(WORK REQUIRED) Copy every record below, exactly as written.

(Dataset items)
+++++

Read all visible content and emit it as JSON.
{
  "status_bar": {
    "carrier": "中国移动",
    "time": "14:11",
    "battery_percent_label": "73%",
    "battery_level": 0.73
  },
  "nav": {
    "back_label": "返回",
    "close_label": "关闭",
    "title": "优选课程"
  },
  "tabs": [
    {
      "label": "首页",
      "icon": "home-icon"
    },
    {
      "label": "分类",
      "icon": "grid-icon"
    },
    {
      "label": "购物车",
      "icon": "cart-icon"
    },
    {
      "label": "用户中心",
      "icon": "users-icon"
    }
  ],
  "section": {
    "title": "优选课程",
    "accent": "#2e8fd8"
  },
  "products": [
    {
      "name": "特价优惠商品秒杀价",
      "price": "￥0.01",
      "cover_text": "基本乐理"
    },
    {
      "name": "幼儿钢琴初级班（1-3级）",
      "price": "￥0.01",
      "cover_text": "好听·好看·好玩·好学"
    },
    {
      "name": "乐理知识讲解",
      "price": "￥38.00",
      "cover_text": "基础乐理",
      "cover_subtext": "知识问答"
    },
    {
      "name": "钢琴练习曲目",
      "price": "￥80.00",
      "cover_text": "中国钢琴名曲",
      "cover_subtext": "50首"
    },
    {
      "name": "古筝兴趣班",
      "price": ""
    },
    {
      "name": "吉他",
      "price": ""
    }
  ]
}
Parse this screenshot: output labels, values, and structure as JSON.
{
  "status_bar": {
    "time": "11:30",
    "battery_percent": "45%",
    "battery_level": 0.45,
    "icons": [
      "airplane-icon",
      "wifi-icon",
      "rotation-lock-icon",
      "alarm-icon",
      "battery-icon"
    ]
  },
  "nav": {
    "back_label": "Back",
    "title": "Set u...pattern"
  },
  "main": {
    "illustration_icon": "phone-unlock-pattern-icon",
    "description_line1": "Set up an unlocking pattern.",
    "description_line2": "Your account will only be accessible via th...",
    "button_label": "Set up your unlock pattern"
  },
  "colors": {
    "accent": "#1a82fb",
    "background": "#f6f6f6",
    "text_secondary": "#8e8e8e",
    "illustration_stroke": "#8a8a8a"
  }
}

+++++

(SOLUTION)
Read all visible content and emit it as JSON.
{
  "status_bar": {
    "carrier": "中国移动",
    "time": "14:11",
    "battery_percent_label": "73%",
    "battery_level": 0.73
  },
  "nav": {
    "back_label": "返回",
    "close_label": "关闭",
    "title": "优选课程"
  },
  "tabs": [
    {
      "label": "首页",
      "icon": "home-icon"
    },
    {
      "label": "分类",
      "icon": "grid-icon"
    },
    {
      "label": "购物车",
      "icon": "cart-icon"
    },
    {
      "label": "用户中心",
      "icon": "users-icon"
    }
  ],
  "section": {
    "title": "优选课程",
    "accent": "#2e8fd8"
  },
  "products": [
    {
      "name": "特价优惠商品秒杀价",
      "price": "￥0.01",
      "cover_text": "基本乐理"
    },
    {
      "name": "幼儿钢琴初级班（1-3级）",
      "price": "￥0.01",
      "cover_text": "好听·好看·好玩·好学"
    },
    {
      "name": "乐理知识讲解",
      "price": "￥38.00",
      "cover_text": "基础乐理",
      "cover_subtext": "知识问答"
    },
    {
      "name": "钢琴练习曲目",
      "price": "￥80.00",
      "cover_text": "中国钢琴名曲",
      "cover_subtext": "50首"
    },
    {
      "name": "古筝兴趣班",
      "price": ""
    },
    {
      "name": "吉他",
      "price": ""
    }
  ]
}
Parse this screenshot: output labels, values, and structure as JSON.
{
  "status_bar": {
    "time": "11:30",
    "battery_percent": "45%",
    "battery_level": 0.45,
    "icons": [
      "airplane-icon",
      "wifi-icon",
      "rotation-lock-icon",
      "alarm-icon",
      "battery-icon"
    ]
  },
  "nav": {
    "back_label": "Back",
    "title": "Set u...pattern"
  },
  "main": {
    "illustration_icon": "phone-unlock-pattern-icon",
    "description_line1": "Set up an unlocking pattern.",
    "description_line2": "Your account will only be accessible via th...",
    "button_label": "Set up your unlock pattern"
  },
  "colors": {
    "accent": "#1a82fb",
    "background": "#f6f6f6",
    "text_secondary": "#8e8e8e",
    "illustration_stroke": "#8a8a8a"
  }
}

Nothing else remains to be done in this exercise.